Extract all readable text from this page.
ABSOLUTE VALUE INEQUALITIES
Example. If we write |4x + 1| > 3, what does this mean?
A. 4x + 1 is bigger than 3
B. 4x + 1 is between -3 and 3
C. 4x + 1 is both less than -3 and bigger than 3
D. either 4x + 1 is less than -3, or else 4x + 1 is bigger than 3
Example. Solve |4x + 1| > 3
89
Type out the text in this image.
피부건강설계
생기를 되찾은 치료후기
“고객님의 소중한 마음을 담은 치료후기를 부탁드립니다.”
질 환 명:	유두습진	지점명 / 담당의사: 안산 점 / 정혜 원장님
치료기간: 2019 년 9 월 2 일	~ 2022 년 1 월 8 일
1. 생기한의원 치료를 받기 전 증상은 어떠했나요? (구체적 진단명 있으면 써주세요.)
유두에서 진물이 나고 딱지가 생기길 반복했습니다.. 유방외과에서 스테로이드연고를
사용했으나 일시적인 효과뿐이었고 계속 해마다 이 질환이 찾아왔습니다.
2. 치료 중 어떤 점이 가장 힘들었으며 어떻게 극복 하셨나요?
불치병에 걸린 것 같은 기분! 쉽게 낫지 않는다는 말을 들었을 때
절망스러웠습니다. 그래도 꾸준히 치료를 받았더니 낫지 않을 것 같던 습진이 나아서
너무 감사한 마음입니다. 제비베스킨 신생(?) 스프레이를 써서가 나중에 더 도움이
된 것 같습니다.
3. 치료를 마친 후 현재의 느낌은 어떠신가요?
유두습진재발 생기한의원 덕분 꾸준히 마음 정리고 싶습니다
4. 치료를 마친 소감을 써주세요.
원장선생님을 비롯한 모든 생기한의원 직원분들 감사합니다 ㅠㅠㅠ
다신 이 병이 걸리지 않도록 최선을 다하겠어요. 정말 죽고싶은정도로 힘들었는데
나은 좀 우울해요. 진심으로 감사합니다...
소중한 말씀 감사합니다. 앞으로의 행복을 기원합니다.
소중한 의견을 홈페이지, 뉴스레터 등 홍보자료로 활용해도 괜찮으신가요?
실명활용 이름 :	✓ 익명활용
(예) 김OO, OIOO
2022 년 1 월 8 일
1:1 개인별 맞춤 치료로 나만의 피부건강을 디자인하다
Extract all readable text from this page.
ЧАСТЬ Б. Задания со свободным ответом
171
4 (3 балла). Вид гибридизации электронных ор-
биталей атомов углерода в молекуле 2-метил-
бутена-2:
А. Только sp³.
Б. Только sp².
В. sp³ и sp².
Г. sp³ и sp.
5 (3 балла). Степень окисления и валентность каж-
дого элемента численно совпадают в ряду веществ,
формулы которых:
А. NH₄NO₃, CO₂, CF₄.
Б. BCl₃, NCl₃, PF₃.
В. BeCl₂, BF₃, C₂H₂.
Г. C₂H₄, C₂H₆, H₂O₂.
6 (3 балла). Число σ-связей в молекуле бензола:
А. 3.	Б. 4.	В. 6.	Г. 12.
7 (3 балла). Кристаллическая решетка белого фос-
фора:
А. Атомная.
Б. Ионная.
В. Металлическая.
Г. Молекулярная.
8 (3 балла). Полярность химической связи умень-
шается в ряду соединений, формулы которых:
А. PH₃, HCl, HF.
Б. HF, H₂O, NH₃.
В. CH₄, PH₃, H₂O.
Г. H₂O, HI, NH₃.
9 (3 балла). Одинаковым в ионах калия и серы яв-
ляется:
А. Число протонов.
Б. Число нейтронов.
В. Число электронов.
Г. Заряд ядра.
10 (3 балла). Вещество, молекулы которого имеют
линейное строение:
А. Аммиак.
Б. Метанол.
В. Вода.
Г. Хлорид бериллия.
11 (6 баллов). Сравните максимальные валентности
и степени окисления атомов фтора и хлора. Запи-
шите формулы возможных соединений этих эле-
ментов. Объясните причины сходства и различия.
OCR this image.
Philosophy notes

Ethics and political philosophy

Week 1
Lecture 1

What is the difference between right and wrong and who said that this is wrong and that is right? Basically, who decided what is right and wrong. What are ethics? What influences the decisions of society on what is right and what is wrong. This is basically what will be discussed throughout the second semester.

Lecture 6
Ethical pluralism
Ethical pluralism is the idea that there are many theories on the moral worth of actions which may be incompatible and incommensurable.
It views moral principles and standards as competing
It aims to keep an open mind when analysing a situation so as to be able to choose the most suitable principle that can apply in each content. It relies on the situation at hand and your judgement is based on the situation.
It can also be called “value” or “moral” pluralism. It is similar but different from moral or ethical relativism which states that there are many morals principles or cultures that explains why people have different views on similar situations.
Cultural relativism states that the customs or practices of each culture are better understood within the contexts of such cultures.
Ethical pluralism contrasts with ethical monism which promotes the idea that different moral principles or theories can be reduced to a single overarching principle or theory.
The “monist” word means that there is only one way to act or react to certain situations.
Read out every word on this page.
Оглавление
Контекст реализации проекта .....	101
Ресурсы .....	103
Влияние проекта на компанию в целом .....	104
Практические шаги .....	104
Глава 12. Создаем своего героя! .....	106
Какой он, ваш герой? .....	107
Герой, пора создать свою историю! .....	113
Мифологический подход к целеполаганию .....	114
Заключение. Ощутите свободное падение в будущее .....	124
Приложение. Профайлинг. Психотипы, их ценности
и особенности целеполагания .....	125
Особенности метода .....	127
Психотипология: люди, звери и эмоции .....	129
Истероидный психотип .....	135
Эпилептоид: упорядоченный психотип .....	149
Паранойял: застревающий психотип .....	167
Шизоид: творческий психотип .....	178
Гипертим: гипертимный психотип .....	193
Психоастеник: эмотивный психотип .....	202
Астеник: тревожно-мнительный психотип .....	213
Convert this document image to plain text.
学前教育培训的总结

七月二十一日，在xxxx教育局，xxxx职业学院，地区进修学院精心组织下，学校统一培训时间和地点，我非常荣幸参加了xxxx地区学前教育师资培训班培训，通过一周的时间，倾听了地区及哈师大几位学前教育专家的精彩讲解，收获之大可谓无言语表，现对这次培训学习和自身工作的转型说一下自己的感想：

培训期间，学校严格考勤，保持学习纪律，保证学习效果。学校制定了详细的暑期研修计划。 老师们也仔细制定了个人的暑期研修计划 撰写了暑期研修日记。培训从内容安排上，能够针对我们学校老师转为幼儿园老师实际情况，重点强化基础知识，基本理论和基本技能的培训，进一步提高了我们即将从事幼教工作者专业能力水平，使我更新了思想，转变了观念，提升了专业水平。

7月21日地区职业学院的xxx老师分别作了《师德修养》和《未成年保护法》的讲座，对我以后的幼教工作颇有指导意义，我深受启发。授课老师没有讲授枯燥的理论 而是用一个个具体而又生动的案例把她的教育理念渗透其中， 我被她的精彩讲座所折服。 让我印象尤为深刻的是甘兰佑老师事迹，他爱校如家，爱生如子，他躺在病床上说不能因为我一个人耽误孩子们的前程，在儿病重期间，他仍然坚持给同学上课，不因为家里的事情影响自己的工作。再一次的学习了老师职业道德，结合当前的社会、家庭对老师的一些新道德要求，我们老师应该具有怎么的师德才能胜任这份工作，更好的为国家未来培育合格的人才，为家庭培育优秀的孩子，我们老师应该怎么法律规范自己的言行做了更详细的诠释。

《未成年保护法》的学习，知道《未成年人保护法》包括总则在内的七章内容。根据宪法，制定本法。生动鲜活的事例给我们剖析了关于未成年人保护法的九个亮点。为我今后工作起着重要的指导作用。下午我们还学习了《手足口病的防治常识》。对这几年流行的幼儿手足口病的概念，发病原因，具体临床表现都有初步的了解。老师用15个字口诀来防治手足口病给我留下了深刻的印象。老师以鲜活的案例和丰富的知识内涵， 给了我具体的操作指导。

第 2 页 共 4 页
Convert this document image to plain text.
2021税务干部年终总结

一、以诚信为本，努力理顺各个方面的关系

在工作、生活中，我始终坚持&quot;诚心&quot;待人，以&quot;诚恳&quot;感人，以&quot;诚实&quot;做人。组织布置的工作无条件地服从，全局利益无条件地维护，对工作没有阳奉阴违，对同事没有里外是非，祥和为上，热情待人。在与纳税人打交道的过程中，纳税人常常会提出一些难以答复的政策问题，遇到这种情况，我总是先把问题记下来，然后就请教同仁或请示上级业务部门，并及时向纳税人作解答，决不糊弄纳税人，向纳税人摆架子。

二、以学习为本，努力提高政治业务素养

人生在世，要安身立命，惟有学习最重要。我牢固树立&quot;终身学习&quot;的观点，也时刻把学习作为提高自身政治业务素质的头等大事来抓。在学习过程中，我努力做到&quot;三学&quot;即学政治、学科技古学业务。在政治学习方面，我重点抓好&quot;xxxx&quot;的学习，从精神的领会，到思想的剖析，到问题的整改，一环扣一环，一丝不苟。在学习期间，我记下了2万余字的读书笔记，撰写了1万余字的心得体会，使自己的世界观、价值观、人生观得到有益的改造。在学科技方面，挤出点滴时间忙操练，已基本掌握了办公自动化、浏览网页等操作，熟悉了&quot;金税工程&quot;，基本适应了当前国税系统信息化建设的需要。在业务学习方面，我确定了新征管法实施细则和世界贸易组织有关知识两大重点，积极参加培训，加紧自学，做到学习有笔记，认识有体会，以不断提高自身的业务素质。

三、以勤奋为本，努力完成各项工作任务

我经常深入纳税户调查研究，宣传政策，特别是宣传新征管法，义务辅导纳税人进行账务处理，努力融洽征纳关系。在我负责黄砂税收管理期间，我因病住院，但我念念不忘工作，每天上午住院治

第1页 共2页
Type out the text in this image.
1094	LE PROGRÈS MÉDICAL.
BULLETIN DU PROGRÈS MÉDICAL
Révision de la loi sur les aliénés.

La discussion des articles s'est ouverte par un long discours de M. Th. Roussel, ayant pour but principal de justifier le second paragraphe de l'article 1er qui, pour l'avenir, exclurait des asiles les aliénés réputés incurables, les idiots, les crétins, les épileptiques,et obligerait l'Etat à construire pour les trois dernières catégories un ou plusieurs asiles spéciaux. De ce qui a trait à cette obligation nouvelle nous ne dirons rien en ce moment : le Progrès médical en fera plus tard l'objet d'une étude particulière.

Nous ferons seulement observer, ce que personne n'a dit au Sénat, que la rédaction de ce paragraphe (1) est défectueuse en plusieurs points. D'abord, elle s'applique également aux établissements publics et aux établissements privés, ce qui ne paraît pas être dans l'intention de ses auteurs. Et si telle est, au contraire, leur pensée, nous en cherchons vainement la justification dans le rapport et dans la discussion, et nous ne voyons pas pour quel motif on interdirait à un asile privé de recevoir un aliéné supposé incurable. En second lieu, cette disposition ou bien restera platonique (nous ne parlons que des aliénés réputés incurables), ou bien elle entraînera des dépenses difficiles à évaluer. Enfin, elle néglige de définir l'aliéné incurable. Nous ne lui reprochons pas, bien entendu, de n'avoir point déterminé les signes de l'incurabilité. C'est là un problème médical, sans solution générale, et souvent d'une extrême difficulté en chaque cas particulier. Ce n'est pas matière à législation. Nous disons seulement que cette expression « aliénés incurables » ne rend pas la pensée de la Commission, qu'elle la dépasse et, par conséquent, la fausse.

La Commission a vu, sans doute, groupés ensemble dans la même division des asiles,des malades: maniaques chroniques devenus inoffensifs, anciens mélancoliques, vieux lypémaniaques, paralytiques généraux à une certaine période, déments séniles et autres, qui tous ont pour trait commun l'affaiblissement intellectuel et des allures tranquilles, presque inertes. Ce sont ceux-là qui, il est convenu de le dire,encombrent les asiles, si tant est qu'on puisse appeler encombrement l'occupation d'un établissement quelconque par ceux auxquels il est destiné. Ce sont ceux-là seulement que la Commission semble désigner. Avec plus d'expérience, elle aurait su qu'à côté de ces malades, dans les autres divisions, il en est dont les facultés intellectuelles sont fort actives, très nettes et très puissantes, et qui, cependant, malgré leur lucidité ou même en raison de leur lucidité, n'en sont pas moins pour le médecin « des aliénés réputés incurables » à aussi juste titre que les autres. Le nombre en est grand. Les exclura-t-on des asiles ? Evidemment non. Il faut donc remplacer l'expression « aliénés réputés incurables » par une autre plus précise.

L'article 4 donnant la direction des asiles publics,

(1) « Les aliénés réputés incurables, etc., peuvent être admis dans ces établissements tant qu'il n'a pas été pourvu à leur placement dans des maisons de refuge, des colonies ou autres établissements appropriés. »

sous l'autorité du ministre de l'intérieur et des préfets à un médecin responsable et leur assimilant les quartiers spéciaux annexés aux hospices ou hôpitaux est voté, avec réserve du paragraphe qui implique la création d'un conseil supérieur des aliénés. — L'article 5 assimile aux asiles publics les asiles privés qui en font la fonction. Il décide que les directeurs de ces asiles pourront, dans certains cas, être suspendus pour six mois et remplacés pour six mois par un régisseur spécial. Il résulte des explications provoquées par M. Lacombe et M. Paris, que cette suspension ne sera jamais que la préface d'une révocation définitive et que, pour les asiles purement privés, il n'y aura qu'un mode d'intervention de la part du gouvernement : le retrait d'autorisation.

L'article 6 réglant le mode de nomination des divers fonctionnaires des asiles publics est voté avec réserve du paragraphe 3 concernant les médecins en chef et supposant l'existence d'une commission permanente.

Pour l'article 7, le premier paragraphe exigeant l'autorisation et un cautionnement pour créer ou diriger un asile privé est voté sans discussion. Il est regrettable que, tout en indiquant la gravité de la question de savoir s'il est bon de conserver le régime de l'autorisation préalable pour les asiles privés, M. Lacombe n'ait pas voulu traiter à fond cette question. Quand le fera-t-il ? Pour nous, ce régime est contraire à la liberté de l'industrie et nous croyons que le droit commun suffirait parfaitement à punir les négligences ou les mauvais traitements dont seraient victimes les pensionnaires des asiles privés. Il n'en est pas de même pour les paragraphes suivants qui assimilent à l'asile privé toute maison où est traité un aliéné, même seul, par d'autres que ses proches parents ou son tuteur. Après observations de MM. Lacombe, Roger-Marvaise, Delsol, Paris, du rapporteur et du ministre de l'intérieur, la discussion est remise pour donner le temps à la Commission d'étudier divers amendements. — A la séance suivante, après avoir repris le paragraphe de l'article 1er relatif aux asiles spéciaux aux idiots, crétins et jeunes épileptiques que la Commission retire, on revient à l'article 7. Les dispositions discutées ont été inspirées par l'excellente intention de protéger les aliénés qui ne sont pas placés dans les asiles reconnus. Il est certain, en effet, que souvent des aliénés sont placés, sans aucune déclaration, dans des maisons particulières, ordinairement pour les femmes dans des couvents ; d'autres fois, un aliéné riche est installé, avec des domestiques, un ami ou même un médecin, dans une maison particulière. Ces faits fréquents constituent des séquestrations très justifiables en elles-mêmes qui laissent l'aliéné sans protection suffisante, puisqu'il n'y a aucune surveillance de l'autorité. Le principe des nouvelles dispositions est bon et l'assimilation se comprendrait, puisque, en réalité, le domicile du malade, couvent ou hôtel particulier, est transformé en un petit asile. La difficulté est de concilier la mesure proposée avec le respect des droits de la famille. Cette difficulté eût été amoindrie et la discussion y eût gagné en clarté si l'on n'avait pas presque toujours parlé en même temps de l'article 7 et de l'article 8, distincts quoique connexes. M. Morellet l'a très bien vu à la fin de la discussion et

☆ ☆ ☆ ☆

» Goal: Identify each line of the material where the word "未成年保护法" shows up, and copy it.

» Written reply:
7月21日地区职业学院的xxx老师分别作了《师德修养》和《未成年保护法》的讲座，对我以后的幼教工作颇有指导意义，我深受启发。授课老师没有讲授枯燥的理论 而是用一个个具体而又生动的案例把她的教育理念渗透其中， 我被她的精彩讲座所折服。 让我印象尤为深刻的是甘兰佑老师事迹，他爱校如家，爱生如子，他躺在病床上说不能因为我一个人耽误孩子们的前程，在儿病重期间，他仍然坚持给同学上课，不因为家里的事情影响自己的工作。再一次的学习了老师职业道德，结合当前的社会、家庭对老师的一些新道德要求，我们老师应该具有怎么的师德才能胜任这份工作，更好的为国家未来培育合格的人才，为家庭培育优秀的孩子，我们老师应该怎么法律规范自己的言行做了更详细的诠释。
《未成年保护法》的学习，知道《未成年人保护法》包括总则在内的七章内容。根据宪法，制定本法。生动鲜活的事例给我们剖析了关于未成年人保护法的九个亮点。为我今后工作起着重要的指导作用。下午我们还学习了《手足口病的防治常识》。对这几年流行的幼儿手足口病的概念，发病原因，具体临床表现都有初步的了解。老师用15个字口诀来防治手足口病给我留下了深刻的印象。老师以鲜活的案例和丰富的知识内涵， 给了我具体的操作指导。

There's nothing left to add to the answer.